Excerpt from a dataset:
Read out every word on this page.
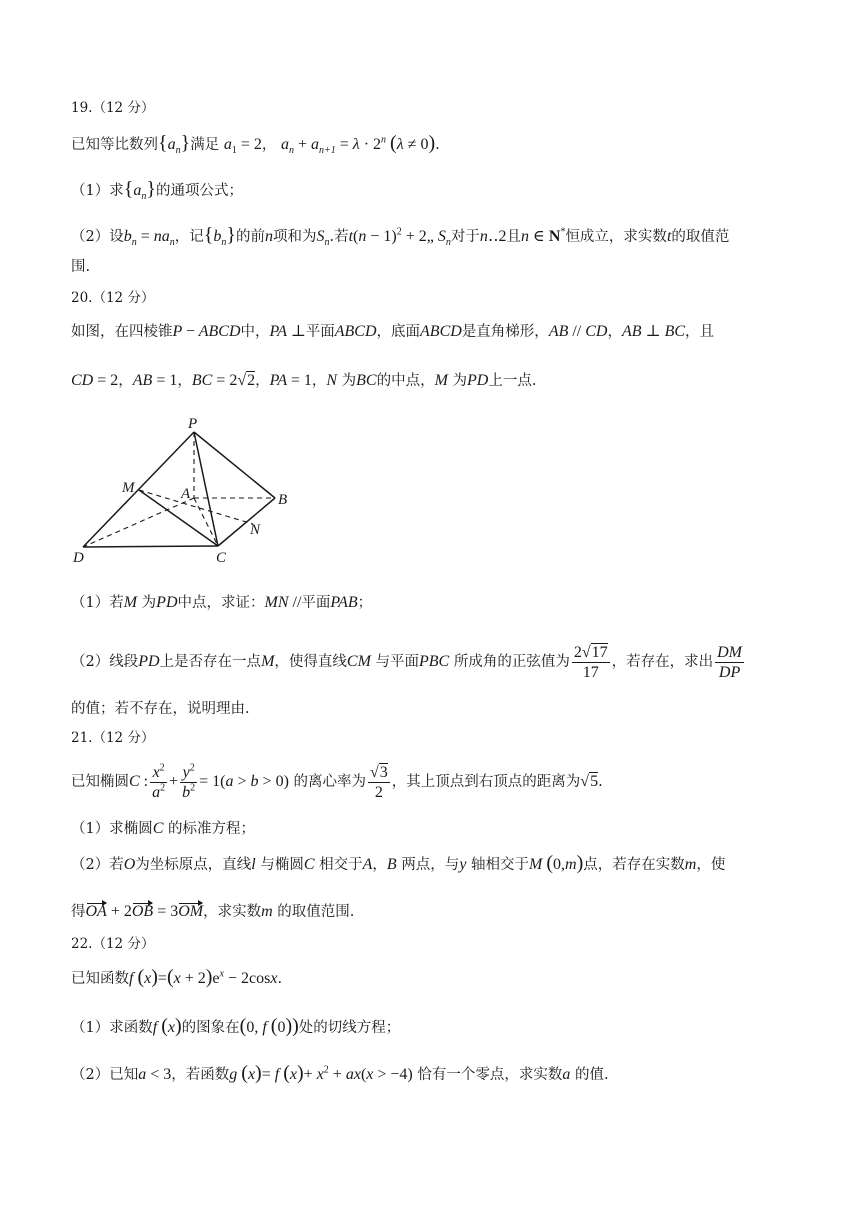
19.（12 分）
已知等比数列$\{a_n\}$满足 $a_1 = 2$， $a_n + a_{n+1} = \lambda \cdot 2^n$ (λ ≠ 0).
（1）求$\{a_n\}$的通项公式；
（2）设$b_n = na_n$，记$\{b_n\}$的前n项和为$S_n$.若$t(n - 1)^2$ + 2„ $S_n$对于n‥2且n ∈ N*恒成立，求实数t的取值范
围.
20.（12 分）
如图，在四棱锥P − ABCD中，PA ⊥平面ABCD，底面ABCD是直角梯形，AB // CD，AB ⊥ BC，且
CD = 2，AB = 1，BC = 2√2，PA = 1，N 为BC的中点，M 为PD上一点.
P
M	A	B
N
D	C
（1）若M 为PD中点，求证：MN //平面PAB；
（2）线段PD上是否存在一点M，使得直线CM 与平面PBC 所成角的正弦值为 $\frac{2√17}{17}$ ，若存在，求出 $\frac{DM}{DP}$
的值；若不存在，说明理由.
21.（12 分）
已知椭圆C : $\frac{x^2}{a^2} + \frac{y^2}{b^2} = 1(a > b > 0)$ 的离心率为 $\frac{√3}{2}$ ，其上顶点到右顶点的距离为√5.
（1）求椭圆C 的标准方程；
（2）若O为坐标原点，直线l 与椭圆C 相交于A，B 两点，与y 轴相交于M (0,m)点，若存在实数m，使
得OA + 2OB = 3OM，求实数m 的取值范围.
22.（12 分）
已知函数f $(x)=(x + 2)e^x - 2\cos x$.
（1）求函数f (x)的图象在(0, f (0))处的切线方程；
（2）已知a < 3，若函数g (x)= f $(x)+ x^2 + ax(x > -4)$ 恰有一个零点，求实数a 的值.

▶ _CHALLENGE_
In the copy, include all records verbatim but no images.

▶ _EXERCISE SOLUTION_
Read out every word on this page.
19.（12 分）
已知等比数列$\{a_n\}$满足 $a_1 = 2$， $a_n + a_{n+1} = \lambda \cdot 2^n$ (λ ≠ 0).
（1）求$\{a_n\}$的通项公式；
（2）设$b_n = na_n$，记$\{b_n\}$的前n项和为$S_n$.若$t(n - 1)^2$ + 2„ $S_n$对于n‥2且n ∈ N*恒成立，求实数t的取值范
围.
20.（12 分）
如图，在四棱锥P − ABCD中，PA ⊥平面ABCD，底面ABCD是直角梯形，AB // CD，AB ⊥ BC，且
CD = 2，AB = 1，BC = 2√2，PA = 1，N 为BC的中点，M 为PD上一点.
P
M	A	B
N
D	C
（1）若M 为PD中点，求证：MN //平面PAB；
（2）线段PD上是否存在一点M，使得直线CM 与平面PBC 所成角的正弦值为 $\frac{2√17}{17}$ ，若存在，求出 $\frac{DM}{DP}$
的值；若不存在，说明理由.
21.（12 分）
已知椭圆C : $\frac{x^2}{a^2} + \frac{y^2}{b^2} = 1(a > b > 0)$ 的离心率为 $\frac{√3}{2}$ ，其上顶点到右顶点的距离为√5.
（1）求椭圆C 的标准方程；
（2）若O为坐标原点，直线l 与椭圆C 相交于A，B 两点，与y 轴相交于M (0,m)点，若存在实数m，使
得OA + 2OB = 3OM，求实数m 的取值范围.
22.（12 分）
已知函数f $(x)=(x + 2)e^x - 2\cos x$.
（1）求函数f (x)的图象在(0, f (0))处的切线方程；
（2）已知a < 3，若函数g (x)= f $(x)+ x^2 + ax(x > -4)$ 恰有一个零点，求实数a 的值.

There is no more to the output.